----- Kutipan dokumen

Bagi masyarakat Arab,
perjuangan merupakan hal yang konstan melawan alam maupun manusia.
Dalam masyarakat nomaden, kesukaan seperti ini sulit untuk
mengungkapkan jiwa artistic. Mereka
hampir tidak memiliki sumber daya dan waktu yang diperlukan untuk menciptakan
patung serta lukisan seperti masyarakat pada peradaban Mesir dan Yunani Kuno. Namun
hasrat alami manusia untuk mencari keindahan tidak serta merta padam oleh gurun
pasir. Sebagai gantinya, mereka menciptakan bentuk seni yang
berbeda: bahasa. Barangkali melebihi bahasa manapun di dunia, bahasa Arab sendiri merupakan bentuk ungkapan
artistik. Struktur kata dan kalimatnya
luwes, menciptakan banyak cara yang berbeda bagi
seseorang untuk mengungkapkan satu gagasan yang sama. Oleh
sebab itu, secara alami syair
menjadi seni de
facto-nya khazanah Arab;
syair-syair epos panjang yang
memuliakan suku serta kepahlawanan dalam perang merupakan karya seni terbesar
mereka. Penyair-penyair terbaik dipandang sebagai
selebritas dalam segala hal.

----------

*Tugas latihan:*
• A. Tentukan apakah setiap pernyataan ini sesuai dengan kutipan tentang bahasa dan syair Arab, lalu jawab ya atau tidak dengan mengutip kata-kata penentunya persis dari kutipan itu: (i) masyarakat nomaden Arab punya cukup waktu untuk membuat patung dan lukisan; (ii) struktur kata dan kalimat bahasa Arab bersifat luwes; (iii) penyair terbaik dianggap selebritas.
• B. Lanjutkan kutipan tentang bahasa dan syair Arab, dimulai setelah kalimat terakhirnya.
Item di sini sama sekali tidak berperan dalam latihan ini.

----- Data mentah

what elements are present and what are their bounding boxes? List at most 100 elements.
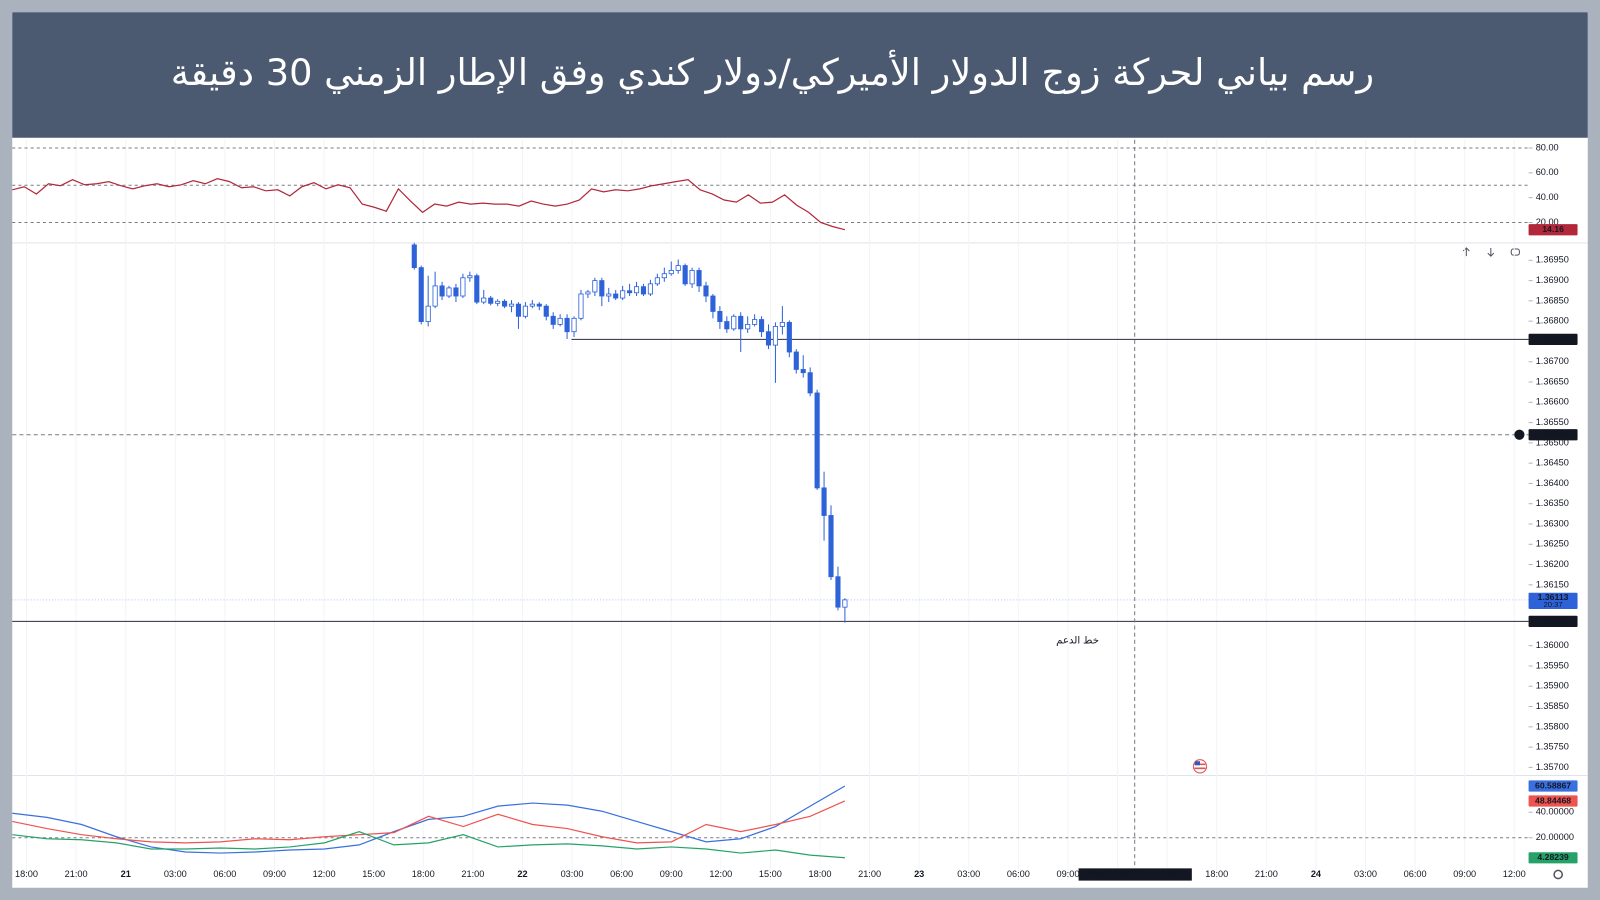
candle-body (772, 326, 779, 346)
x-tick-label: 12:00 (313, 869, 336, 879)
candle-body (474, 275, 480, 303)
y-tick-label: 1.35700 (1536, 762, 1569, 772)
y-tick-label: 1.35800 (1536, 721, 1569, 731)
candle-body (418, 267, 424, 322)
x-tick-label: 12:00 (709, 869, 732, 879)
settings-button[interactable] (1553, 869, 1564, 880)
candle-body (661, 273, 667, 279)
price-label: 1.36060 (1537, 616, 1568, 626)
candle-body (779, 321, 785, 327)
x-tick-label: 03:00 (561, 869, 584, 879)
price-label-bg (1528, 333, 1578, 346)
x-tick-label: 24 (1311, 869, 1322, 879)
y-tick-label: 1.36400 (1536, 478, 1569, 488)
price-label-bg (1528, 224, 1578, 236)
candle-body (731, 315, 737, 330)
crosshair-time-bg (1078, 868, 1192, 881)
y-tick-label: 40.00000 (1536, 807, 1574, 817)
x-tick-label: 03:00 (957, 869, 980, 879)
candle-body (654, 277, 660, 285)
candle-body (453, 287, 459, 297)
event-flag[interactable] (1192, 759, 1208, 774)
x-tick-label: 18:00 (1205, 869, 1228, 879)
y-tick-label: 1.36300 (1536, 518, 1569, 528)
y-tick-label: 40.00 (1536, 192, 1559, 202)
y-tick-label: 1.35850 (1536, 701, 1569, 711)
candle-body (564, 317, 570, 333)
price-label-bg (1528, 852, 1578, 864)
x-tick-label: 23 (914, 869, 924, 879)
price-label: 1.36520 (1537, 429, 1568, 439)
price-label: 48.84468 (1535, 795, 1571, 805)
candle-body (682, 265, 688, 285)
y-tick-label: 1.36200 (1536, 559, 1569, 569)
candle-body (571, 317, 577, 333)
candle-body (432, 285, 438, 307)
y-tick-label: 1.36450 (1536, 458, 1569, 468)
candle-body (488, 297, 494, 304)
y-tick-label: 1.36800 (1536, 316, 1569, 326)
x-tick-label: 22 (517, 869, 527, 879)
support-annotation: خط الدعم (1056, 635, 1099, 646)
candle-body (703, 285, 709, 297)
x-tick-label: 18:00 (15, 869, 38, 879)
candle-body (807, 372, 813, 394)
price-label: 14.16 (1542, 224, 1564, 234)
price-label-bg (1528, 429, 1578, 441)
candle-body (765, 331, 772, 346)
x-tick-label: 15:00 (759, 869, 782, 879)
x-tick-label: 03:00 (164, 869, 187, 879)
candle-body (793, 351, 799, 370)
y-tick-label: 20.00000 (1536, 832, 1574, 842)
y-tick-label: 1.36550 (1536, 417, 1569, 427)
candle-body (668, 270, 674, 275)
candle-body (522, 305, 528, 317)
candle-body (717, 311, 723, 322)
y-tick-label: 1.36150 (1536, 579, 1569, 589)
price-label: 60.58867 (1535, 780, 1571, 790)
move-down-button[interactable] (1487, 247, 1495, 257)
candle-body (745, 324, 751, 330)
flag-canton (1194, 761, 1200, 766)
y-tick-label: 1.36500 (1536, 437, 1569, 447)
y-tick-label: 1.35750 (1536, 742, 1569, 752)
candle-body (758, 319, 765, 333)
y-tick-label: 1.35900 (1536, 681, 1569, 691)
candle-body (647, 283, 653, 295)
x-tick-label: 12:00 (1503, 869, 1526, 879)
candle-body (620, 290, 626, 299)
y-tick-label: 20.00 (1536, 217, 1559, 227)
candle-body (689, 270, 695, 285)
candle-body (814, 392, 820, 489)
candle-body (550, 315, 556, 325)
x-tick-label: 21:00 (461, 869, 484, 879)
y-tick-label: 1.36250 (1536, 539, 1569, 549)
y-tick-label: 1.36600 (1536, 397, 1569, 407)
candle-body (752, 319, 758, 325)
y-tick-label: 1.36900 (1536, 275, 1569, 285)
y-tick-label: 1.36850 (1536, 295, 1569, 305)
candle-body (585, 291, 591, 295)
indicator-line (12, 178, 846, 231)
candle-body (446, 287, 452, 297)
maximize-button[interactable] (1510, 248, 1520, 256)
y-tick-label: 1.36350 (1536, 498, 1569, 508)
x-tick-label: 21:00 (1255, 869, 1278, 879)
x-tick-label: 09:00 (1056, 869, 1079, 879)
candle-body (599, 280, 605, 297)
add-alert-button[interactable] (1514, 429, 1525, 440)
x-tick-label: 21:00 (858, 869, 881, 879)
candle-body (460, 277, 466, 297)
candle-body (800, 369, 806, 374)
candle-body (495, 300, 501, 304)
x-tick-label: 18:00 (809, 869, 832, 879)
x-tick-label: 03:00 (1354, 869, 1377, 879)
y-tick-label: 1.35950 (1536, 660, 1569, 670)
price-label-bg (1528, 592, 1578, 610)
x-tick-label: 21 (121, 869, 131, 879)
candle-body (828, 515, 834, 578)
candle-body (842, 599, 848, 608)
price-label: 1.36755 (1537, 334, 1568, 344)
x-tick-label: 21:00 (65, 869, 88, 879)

----------

*Hasil tugas:*
• A.
(i) Tidak: "hampir tidak memiliki sumber daya dan waktu yang diperlukan untuk menciptakan patung serta lukisan".
(ii) Ya: "Struktur kata dan kalimatnya luwes".
(iii) Ya: "Penyair-penyair terbaik dipandang sebagai selebritas dalam segala hal".

• B.
Kata-kata mereka dikenang oleh masyarakat
dan diulang-ulang sampai generasi demi generasi. Tujuh syair Arab yang paling terkenal pada zaman pra-Islam adalah syair Al-Mu’allaqot yang berarti “digantungkan”, karena syair-syair itu secara harfiah
digantungkan di dinding Ka’bah
di Makkah, atau secara metaforis digantung di hati semua orang Arab atas penghormatan mereka terhadap media
puisi. Meskipun sudah menjadi
masyarakat sastra yang maju, kepenulisan
jarang ada di Semenanjung Arab. Bentuk
tertulis bahasa itu hadir pada tahun 500-an, namun jarang dipelajari. Masyarakat Arab sudah merasa puas hanya dengan hafalan. Mereka mampu menghafal syair berjumlah
ribuan baris di luar kepala, sehingga dapat mengulanginya lagi bagi
generasi di masa depan. Hafalan
terbukti akan menjadi kemampuan vital ketika Islam tiba di Semenanjung pada tahun 600-an.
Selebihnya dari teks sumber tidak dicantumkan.